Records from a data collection
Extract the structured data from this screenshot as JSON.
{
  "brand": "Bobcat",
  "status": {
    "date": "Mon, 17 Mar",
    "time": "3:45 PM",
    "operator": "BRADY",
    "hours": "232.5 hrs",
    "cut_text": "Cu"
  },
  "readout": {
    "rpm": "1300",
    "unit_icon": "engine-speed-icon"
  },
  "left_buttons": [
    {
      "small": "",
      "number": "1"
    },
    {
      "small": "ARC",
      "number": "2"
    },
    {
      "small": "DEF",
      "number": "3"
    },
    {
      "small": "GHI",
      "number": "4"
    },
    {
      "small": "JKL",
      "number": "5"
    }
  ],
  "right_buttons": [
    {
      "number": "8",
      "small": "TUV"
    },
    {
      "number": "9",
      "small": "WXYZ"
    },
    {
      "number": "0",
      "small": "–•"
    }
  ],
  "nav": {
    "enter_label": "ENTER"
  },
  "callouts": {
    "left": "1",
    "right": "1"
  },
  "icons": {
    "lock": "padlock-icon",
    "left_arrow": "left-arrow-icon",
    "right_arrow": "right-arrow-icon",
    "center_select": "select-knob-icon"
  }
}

Work instructions -
From the listing above, find the number of lines with the word "small" in them. Answer with the number only.

Response -
8